— START OF Data records —

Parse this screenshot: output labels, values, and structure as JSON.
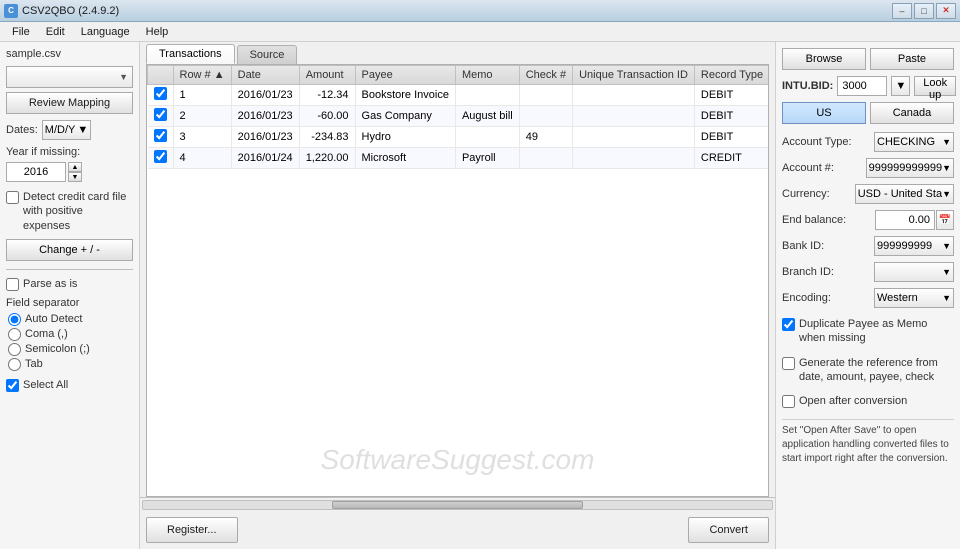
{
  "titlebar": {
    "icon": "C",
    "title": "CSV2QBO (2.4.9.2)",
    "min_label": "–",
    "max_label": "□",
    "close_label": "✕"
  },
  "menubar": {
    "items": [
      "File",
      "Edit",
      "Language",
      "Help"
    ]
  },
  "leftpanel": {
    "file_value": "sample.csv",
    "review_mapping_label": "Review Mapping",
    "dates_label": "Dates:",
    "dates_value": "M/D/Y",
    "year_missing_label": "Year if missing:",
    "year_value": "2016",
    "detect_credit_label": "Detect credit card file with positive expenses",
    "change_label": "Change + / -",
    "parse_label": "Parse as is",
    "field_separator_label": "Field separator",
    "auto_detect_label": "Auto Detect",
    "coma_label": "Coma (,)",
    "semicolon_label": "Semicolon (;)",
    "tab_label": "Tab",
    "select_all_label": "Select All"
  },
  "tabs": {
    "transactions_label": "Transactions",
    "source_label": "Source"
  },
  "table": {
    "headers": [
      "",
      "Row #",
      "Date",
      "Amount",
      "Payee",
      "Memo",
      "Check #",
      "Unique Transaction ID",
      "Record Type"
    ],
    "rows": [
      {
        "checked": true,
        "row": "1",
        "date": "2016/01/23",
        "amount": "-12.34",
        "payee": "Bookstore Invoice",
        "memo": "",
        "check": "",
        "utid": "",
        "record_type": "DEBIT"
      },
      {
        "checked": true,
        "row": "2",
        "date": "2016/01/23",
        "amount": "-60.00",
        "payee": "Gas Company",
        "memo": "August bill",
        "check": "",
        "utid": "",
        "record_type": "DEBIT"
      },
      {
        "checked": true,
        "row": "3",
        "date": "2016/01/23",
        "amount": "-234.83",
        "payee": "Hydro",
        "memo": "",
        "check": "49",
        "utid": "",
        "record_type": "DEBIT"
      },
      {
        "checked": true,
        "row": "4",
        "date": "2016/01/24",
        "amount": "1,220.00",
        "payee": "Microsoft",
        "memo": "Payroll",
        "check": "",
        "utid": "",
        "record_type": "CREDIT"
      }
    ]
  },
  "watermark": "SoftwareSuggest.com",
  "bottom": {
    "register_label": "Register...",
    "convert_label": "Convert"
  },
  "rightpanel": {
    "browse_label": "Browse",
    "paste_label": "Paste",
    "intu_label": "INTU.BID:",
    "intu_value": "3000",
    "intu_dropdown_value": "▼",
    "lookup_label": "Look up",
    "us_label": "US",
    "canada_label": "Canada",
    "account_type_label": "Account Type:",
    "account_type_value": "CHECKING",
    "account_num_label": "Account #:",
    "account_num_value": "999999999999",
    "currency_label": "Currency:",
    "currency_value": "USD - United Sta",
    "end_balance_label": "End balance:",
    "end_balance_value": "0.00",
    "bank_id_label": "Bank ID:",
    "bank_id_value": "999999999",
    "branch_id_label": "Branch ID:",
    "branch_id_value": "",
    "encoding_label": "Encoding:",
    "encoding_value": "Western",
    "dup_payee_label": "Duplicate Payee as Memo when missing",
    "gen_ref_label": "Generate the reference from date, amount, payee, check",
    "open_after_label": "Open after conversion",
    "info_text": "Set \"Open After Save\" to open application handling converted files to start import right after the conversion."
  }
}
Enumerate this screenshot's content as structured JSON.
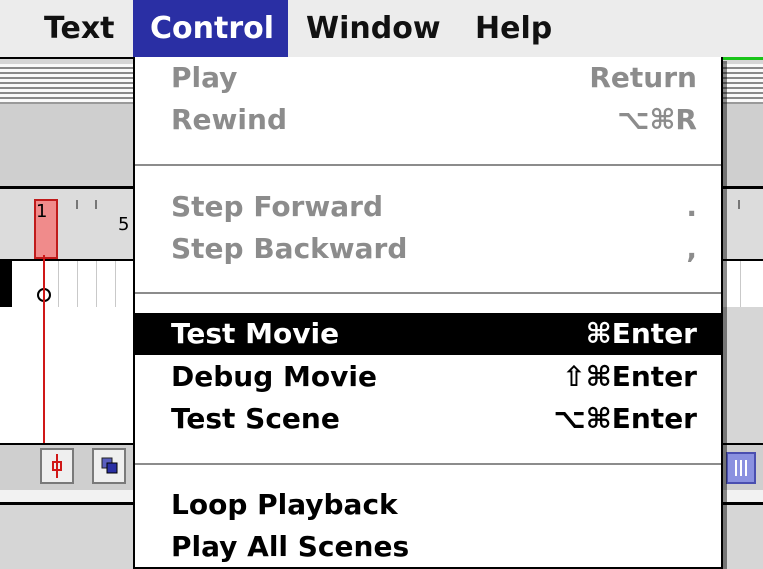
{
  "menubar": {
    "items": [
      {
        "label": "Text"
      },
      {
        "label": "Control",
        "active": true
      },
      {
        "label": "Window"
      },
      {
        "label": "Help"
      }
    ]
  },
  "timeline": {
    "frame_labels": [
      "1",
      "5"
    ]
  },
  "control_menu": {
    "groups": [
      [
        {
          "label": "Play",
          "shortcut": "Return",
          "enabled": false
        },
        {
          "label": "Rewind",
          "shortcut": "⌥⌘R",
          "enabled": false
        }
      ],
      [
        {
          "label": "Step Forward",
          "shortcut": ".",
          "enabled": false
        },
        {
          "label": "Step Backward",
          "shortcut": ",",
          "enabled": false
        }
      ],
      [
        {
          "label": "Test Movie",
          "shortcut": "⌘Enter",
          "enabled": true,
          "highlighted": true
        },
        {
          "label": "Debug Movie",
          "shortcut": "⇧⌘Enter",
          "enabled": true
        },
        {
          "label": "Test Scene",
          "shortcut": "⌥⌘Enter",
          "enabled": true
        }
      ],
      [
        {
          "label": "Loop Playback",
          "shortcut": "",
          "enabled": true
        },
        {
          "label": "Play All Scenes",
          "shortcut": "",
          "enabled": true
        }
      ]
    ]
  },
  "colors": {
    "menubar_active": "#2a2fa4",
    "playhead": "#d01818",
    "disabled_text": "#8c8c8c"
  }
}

— END OF Data records —
— START OF Data records —

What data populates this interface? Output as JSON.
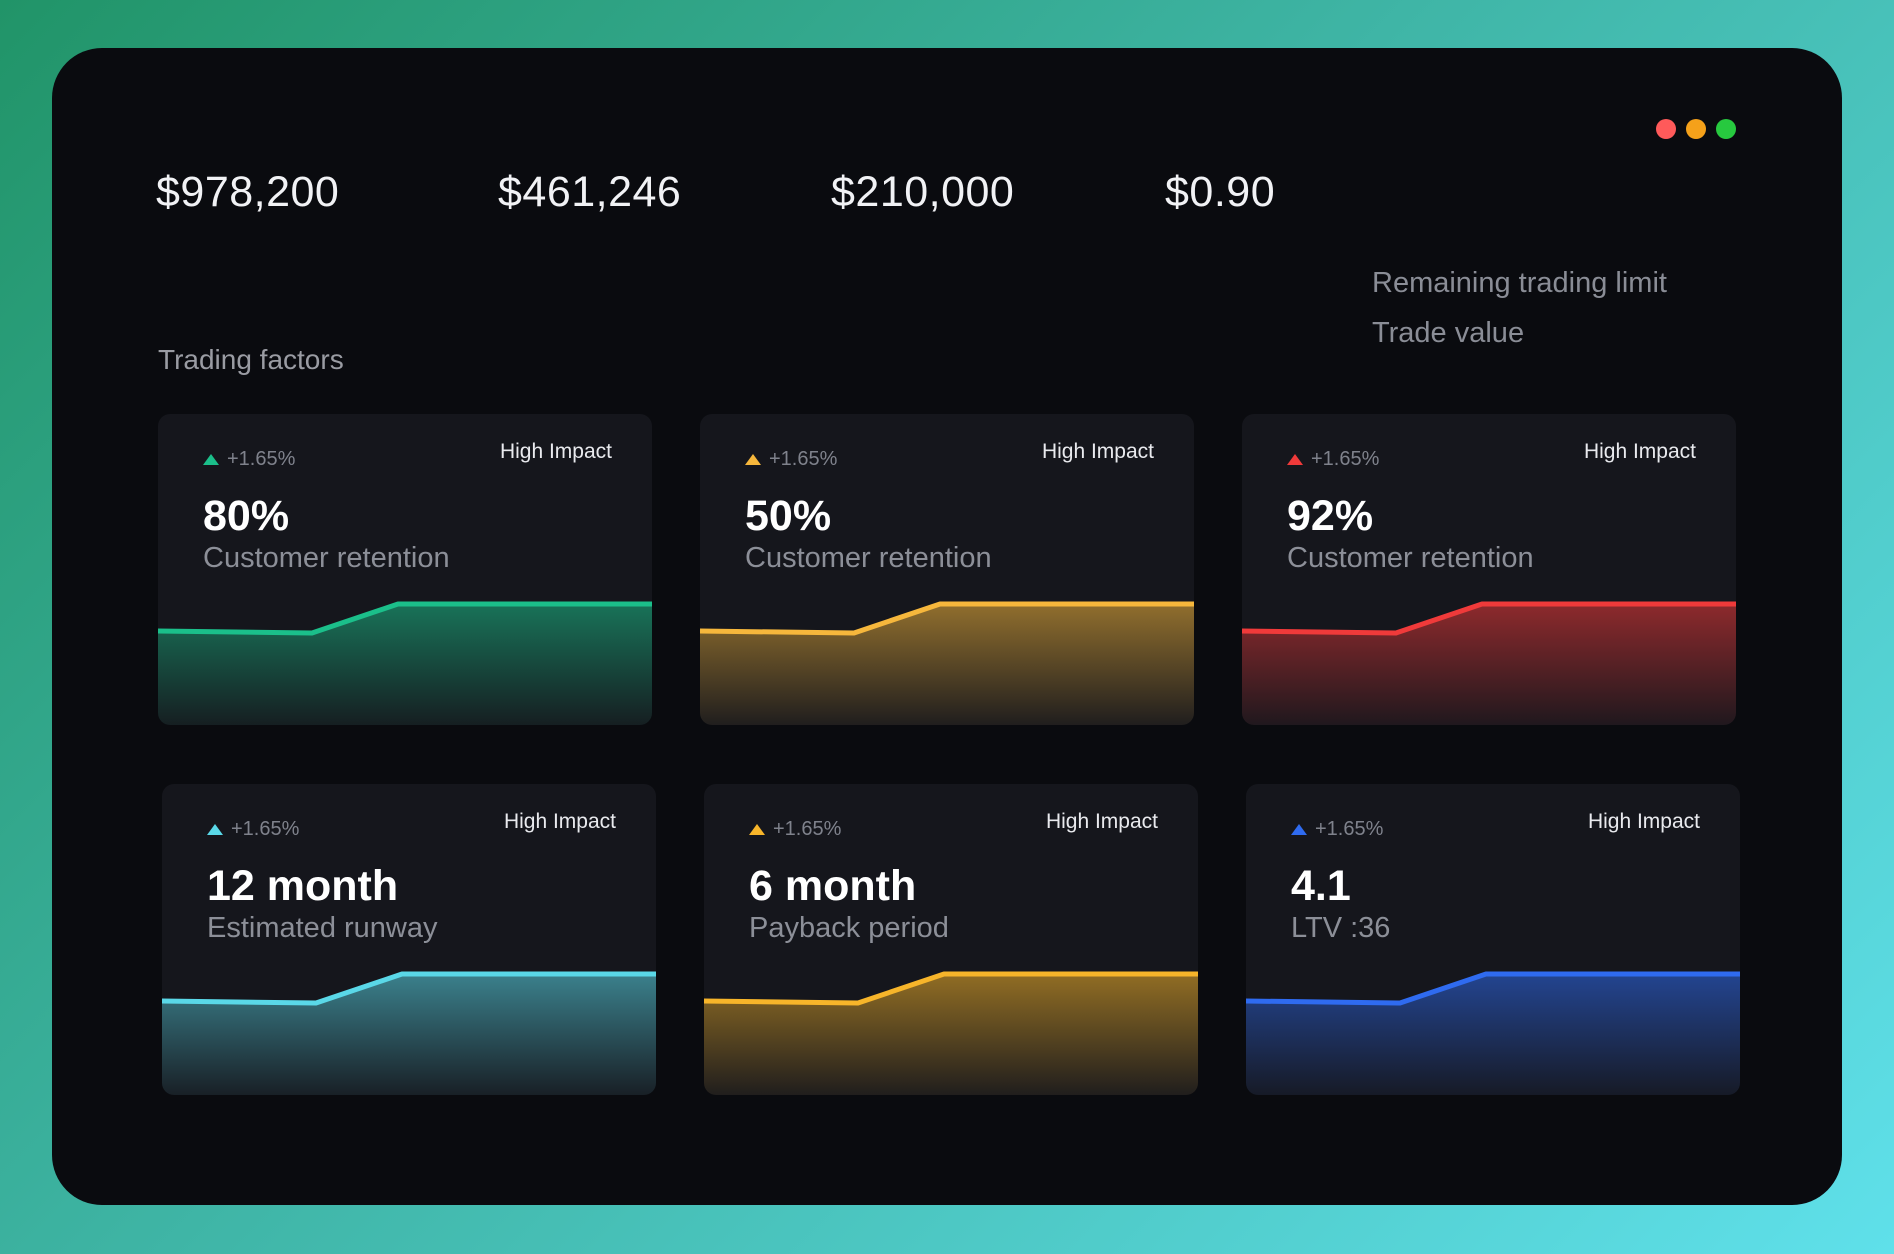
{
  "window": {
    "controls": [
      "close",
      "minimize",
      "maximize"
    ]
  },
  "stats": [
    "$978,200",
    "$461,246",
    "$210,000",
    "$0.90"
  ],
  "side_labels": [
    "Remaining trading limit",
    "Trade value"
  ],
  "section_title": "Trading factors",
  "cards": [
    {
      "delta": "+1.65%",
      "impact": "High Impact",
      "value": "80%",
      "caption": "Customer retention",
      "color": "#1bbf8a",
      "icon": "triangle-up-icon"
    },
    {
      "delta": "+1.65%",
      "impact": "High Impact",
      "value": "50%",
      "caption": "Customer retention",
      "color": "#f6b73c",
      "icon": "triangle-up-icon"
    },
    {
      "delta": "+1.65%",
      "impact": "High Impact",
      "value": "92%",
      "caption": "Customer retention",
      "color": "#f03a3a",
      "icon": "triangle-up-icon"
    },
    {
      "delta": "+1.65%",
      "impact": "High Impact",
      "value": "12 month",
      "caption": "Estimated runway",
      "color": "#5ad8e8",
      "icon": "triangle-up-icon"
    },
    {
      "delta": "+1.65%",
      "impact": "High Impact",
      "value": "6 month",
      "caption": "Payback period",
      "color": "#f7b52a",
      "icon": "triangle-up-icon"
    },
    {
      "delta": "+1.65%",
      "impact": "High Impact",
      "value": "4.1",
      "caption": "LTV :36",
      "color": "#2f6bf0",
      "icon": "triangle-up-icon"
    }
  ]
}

— END OF Data records —

* **Description of the task**
List all lines above in which the string "this" appears.

* **Solution**
Parse this screenshot: output labels, values, and structure as JSON.
Enumerate this screenshot's content as structured JSON.
What data populates this interface? Output as JSON.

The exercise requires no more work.